| Goal |
All of the data should be output character for character, except the pictures.

| Data supplied |
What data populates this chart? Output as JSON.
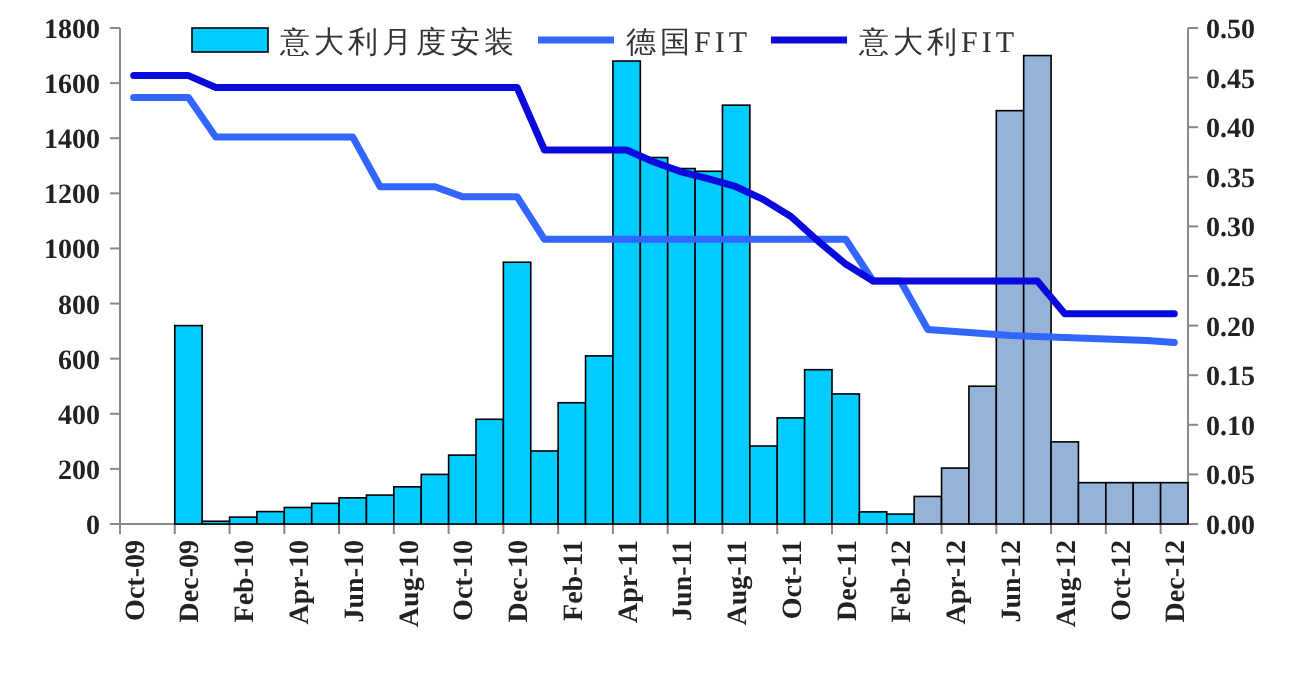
{
  "chart_data": {
    "type": "bar",
    "categories": [
      "Oct-09",
      null,
      "Dec-09",
      null,
      "Feb-10",
      null,
      "Apr-10",
      null,
      "Jun-10",
      null,
      "Aug-10",
      null,
      "Oct-10",
      null,
      "Dec-10",
      null,
      "Feb-11",
      null,
      "Apr-11",
      null,
      "Jun-11",
      null,
      "Aug-11",
      null,
      "Oct-11",
      null,
      "Dec-11",
      null,
      "Feb-12",
      null,
      "Apr-12",
      null,
      "Jun-12",
      null,
      "Aug-12",
      null,
      "Oct-12",
      null,
      "Dec-12"
    ],
    "series": [
      {
        "name": "意大利月度安装",
        "color": "#00ccff",
        "colors": [
          null,
          null,
          "#00ccff",
          "#00ccff",
          "#00ccff",
          "#00ccff",
          "#00ccff",
          "#00ccff",
          "#00ccff",
          "#00ccff",
          "#00ccff",
          "#00ccff",
          "#00ccff",
          "#00ccff",
          "#00ccff",
          "#00ccff",
          "#00ccff",
          "#00ccff",
          "#00ccff",
          "#00ccff",
          "#00ccff",
          "#00ccff",
          "#00ccff",
          "#00ccff",
          "#00ccff",
          "#00ccff",
          "#00ccff",
          "#00ccff",
          "#00ccff",
          "#95b3d7",
          "#95b3d7",
          "#95b3d7",
          "#95b3d7",
          "#95b3d7",
          "#95b3d7",
          "#95b3d7",
          "#95b3d7",
          "#95b3d7",
          "#95b3d7"
        ],
        "values": [
          null,
          null,
          720,
          10,
          25,
          45,
          60,
          75,
          95,
          105,
          135,
          180,
          250,
          380,
          950,
          265,
          440,
          610,
          1680,
          1330,
          1290,
          1280,
          1520,
          283,
          385,
          560,
          472,
          44,
          36,
          100,
          203,
          500,
          1500,
          1700,
          298,
          150,
          150,
          150,
          150
        ]
      },
      {
        "name": "德国FIT",
        "type": "line",
        "axis": "y2",
        "color": "#3366ff",
        "values": [
          0.43,
          0.43,
          0.43,
          0.39,
          0.39,
          0.39,
          0.39,
          0.39,
          0.39,
          0.34,
          0.34,
          0.34,
          0.33,
          0.33,
          0.33,
          0.287,
          0.287,
          0.287,
          0.287,
          0.287,
          0.287,
          0.287,
          0.287,
          0.287,
          0.287,
          0.287,
          0.287,
          0.245,
          0.245,
          0.196,
          0.194,
          0.192,
          0.19,
          0.189,
          0.188,
          0.187,
          0.186,
          0.185,
          0.183
        ]
      },
      {
        "name": "意大利FIT",
        "type": "line",
        "axis": "y2",
        "color": "#0a0add",
        "values": [
          0.452,
          0.452,
          0.452,
          0.44,
          0.44,
          0.44,
          0.44,
          0.44,
          0.44,
          0.44,
          0.44,
          0.44,
          0.44,
          0.44,
          0.44,
          0.377,
          0.377,
          0.377,
          0.377,
          0.365,
          0.355,
          0.348,
          0.34,
          0.327,
          0.31,
          0.285,
          0.262,
          0.245,
          0.245,
          0.245,
          0.245,
          0.245,
          0.245,
          0.245,
          0.212,
          0.212,
          0.212,
          0.212,
          0.212
        ]
      }
    ],
    "ylim": [
      0,
      1800
    ],
    "yticks": [
      0,
      200,
      400,
      600,
      800,
      1000,
      1200,
      1400,
      1600,
      1800
    ],
    "y2lim": [
      0,
      0.5
    ],
    "y2ticks": [
      {
        "value": 0,
        "label": "0.00"
      },
      {
        "value": 0.05,
        "label": "0.05"
      },
      {
        "value": 0.1,
        "label": "0.10"
      },
      {
        "value": 0.15,
        "label": "0.15"
      },
      {
        "value": 0.2,
        "label": "0.20"
      },
      {
        "value": 0.25,
        "label": "0.25"
      },
      {
        "value": 0.3,
        "label": "0.30"
      },
      {
        "value": 0.35,
        "label": "0.35"
      },
      {
        "value": 0.4,
        "label": "0.40"
      },
      {
        "value": 0.45,
        "label": "0.45"
      },
      {
        "value": 0.5,
        "label": "0.50"
      }
    ],
    "legend": "top"
  }
}
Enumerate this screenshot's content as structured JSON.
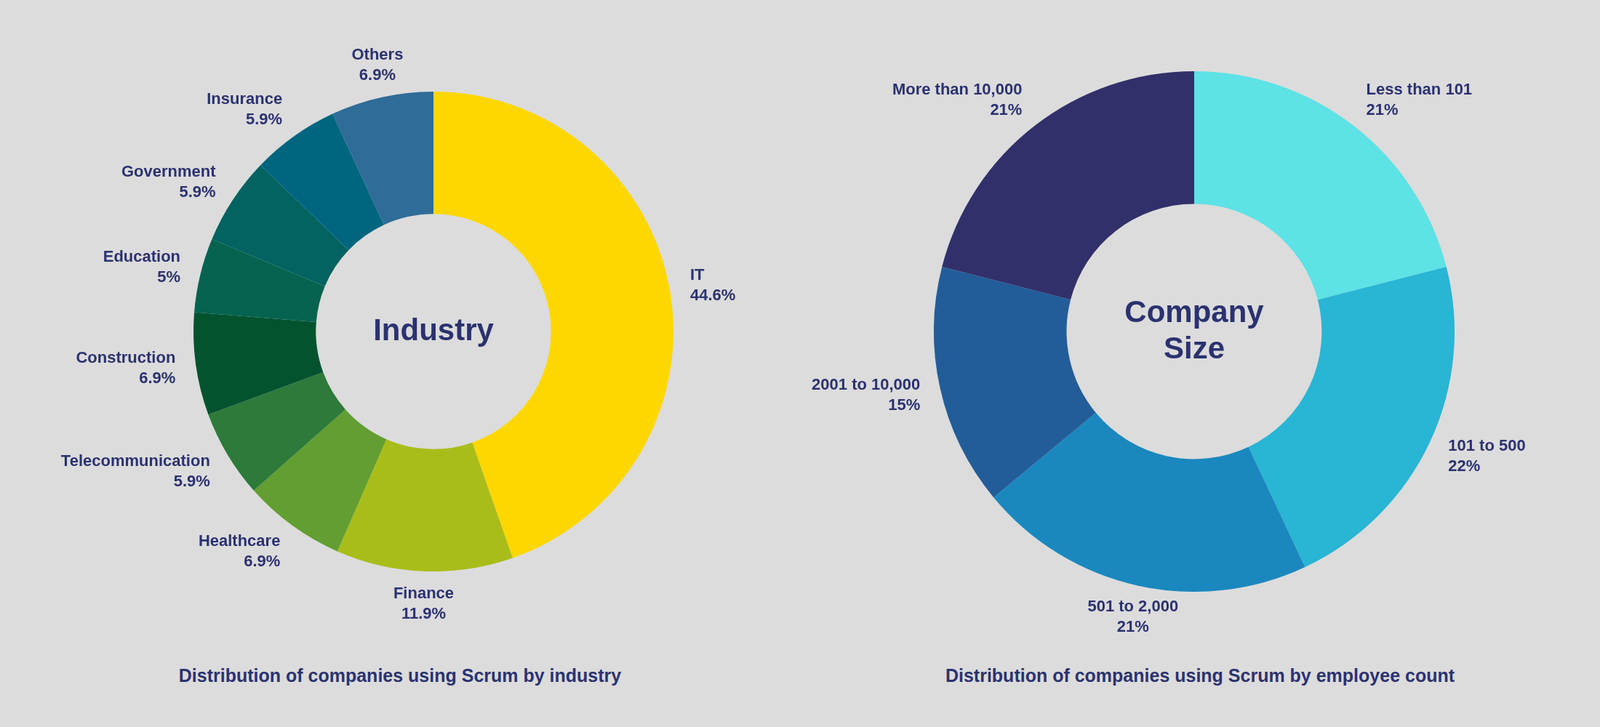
{
  "chart_data": [
    {
      "type": "doughnut",
      "title": "Distribution of companies using Scrum by industry",
      "annotation": "Industry",
      "categories": [
        "IT",
        "Finance",
        "Healthcare",
        "Telecommunication",
        "Construction",
        "Education",
        "Government",
        "Insurance",
        "Others"
      ],
      "values": [
        44.6,
        11.9,
        6.9,
        5.9,
        6.9,
        5,
        5.9,
        5.9,
        6.9
      ],
      "value_labels": [
        "44.6%",
        "11.9%",
        "6.9%",
        "5.9%",
        "6.9%",
        "5%",
        "5.9%",
        "5.9%",
        "6.9%"
      ],
      "colors": [
        "#ffd700",
        "#a9bd1a",
        "#629e31",
        "#2d7a3a",
        "#04532f",
        "#05634f",
        "#036360",
        "#006680",
        "#2f6c98"
      ],
      "data_labels": true
    },
    {
      "type": "doughnut",
      "title": "Distribution of companies using Scrum by employee count",
      "annotation": "Company Size",
      "categories": [
        "Less than 101",
        "101 to 500",
        "501 to 2,000",
        "2001 to 10,000",
        "More than 10,000"
      ],
      "values": [
        21,
        22,
        21,
        15,
        21
      ],
      "value_labels": [
        "21%",
        "22%",
        "21%",
        "15%",
        "21%"
      ],
      "colors": [
        "#5de2e6",
        "#29b5d4",
        "#1a88be",
        "#225d99",
        "#31306a"
      ],
      "data_labels": true
    }
  ]
}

| Exercise result |
What data populates this chart? Output as JSON.
{
  "chart_data": {
    "type": "bar",
    "categories": [
      "Oct-09",
      null,
      "Dec-09",
      null,
      "Feb-10",
      null,
      "Apr-10",
      null,
      "Jun-10",
      null,
      "Aug-10",
      null,
      "Oct-10",
      null,
      "Dec-10",
      null,
      "Feb-11",
      null,
      "Apr-11",
      null,
      "Jun-11",
      null,
      "Aug-11",
      null,
      "Oct-11",
      null,
      "Dec-11",
      null,
      "Feb-12",
      null,
      "Apr-12",
      null,
      "Jun-12",
      null,
      "Aug-12",
      null,
      "Oct-12",
      null,
      "Dec-12"
    ],
    "series": [
      {
        "name": "意大利月度安装",
        "color": "#00ccff",
        "colors": [
          null,
          null,
          "#00ccff",
          "#00ccff",
          "#00ccff",
          "#00ccff",
          "#00ccff",
          "#00ccff",
          "#00ccff",
          "#00ccff",
          "#00ccff",
          "#00ccff",
          "#00ccff",
          "#00ccff",
          "#00ccff",
          "#00ccff",
          "#00ccff",
          "#00ccff",
          "#00ccff",
          "#00ccff",
          "#00ccff",
          "#00ccff",
          "#00ccff",
          "#00ccff",
          "#00ccff",
          "#00ccff",
          "#00ccff",
          "#00ccff",
          "#00ccff",
          "#95b3d7",
          "#95b3d7",
          "#95b3d7",
          "#95b3d7",
          "#95b3d7",
          "#95b3d7",
          "#95b3d7",
          "#95b3d7",
          "#95b3d7",
          "#95b3d7"
        ],
        "values": [
          null,
          null,
          720,
          10,
          25,
          45,
          60,
          75,
          95,
          105,
          135,
          180,
          250,
          380,
          950,
          265,
          440,
          610,
          1680,
          1330,
          1290,
          1280,
          1520,
          283,
          385,
          560,
          472,
          44,
          36,
          100,
          203,
          500,
          1500,
          1700,
          298,
          150,
          150,
          150,
          150
        ]
      },
      {
        "name": "德国FIT",
        "type": "line",
        "axis": "y2",
        "color": "#3366ff",
        "values": [
          0.43,
          0.43,
          0.43,
          0.39,
          0.39,
          0.39,
          0.39,
          0.39,
          0.39,
          0.34,
          0.34,
          0.34,
          0.33,
          0.33,
          0.33,
          0.287,
          0.287,
          0.287,
          0.287,
          0.287,
          0.287,
          0.287,
          0.287,
          0.287,
          0.287,
          0.287,
          0.287,
          0.245,
          0.245,
          0.196,
          0.194,
          0.192,
          0.19,
          0.189,
          0.188,
          0.187,
          0.186,
          0.185,
          0.183
        ]
      },
      {
        "name": "意大利FIT",
        "type": "line",
        "axis": "y2",
        "color": "#0a0add",
        "values": [
          0.452,
          0.452,
          0.452,
          0.44,
          0.44,
          0.44,
          0.44,
          0.44,
          0.44,
          0.44,
          0.44,
          0.44,
          0.44,
          0.44,
          0.44,
          0.377,
          0.377,
          0.377,
          0.377,
          0.365,
          0.355,
          0.348,
          0.34,
          0.327,
          0.31,
          0.285,
          0.262,
          0.245,
          0.245,
          0.245,
          0.245,
          0.245,
          0.245,
          0.245,
          0.212,
          0.212,
          0.212,
          0.212,
          0.212
        ]
      }
    ],
    "ylim": [
      0,
      1800
    ],
    "yticks": [
      0,
      200,
      400,
      600,
      800,
      1000,
      1200,
      1400,
      1600,
      1800
    ],
    "y2lim": [
      0,
      0.5
    ],
    "y2ticks": [
      {
        "value": 0,
        "label": "0.00"
      },
      {
        "value": 0.05,
        "label": "0.05"
      },
      {
        "value": 0.1,
        "label": "0.10"
      },
      {
        "value": 0.15,
        "label": "0.15"
      },
      {
        "value": 0.2,
        "label": "0.20"
      },
      {
        "value": 0.25,
        "label": "0.25"
      },
      {
        "value": 0.3,
        "label": "0.30"
      },
      {
        "value": 0.35,
        "label": "0.35"
      },
      {
        "value": 0.4,
        "label": "0.40"
      },
      {
        "value": 0.45,
        "label": "0.45"
      },
      {
        "value": 0.5,
        "label": "0.50"
      }
    ],
    "legend": "top"
  }
}
Enumerate this screenshot's content as structured JSON.
{
  "chart_data": [
    {
      "type": "doughnut",
      "title": "Distribution of companies using Scrum by industry",
      "annotation": "Industry",
      "categories": [
        "IT",
        "Finance",
        "Healthcare",
        "Telecommunication",
        "Construction",
        "Education",
        "Government",
        "Insurance",
        "Others"
      ],
      "values": [
        44.6,
        11.9,
        6.9,
        5.9,
        6.9,
        5,
        5.9,
        5.9,
        6.9
      ],
      "value_labels": [
        "44.6%",
        "11.9%",
        "6.9%",
        "5.9%",
        "6.9%",
        "5%",
        "5.9%",
        "5.9%",
        "6.9%"
      ],
      "colors": [
        "#ffd700",
        "#a9bd1a",
        "#629e31",
        "#2d7a3a",
        "#04532f",
        "#05634f",
        "#036360",
        "#006680",
        "#2f6c98"
      ],
      "data_labels": true
    },
    {
      "type": "doughnut",
      "title": "Distribution of companies using Scrum by employee count",
      "annotation": "Company Size",
      "categories": [
        "Less than 101",
        "101 to 500",
        "501 to 2,000",
        "2001 to 10,000",
        "More than 10,000"
      ],
      "values": [
        21,
        22,
        21,
        15,
        21
      ],
      "value_labels": [
        "21%",
        "22%",
        "21%",
        "15%",
        "21%"
      ],
      "colors": [
        "#5de2e6",
        "#29b5d4",
        "#1a88be",
        "#225d99",
        "#31306a"
      ],
      "data_labels": true
    }
  ]
}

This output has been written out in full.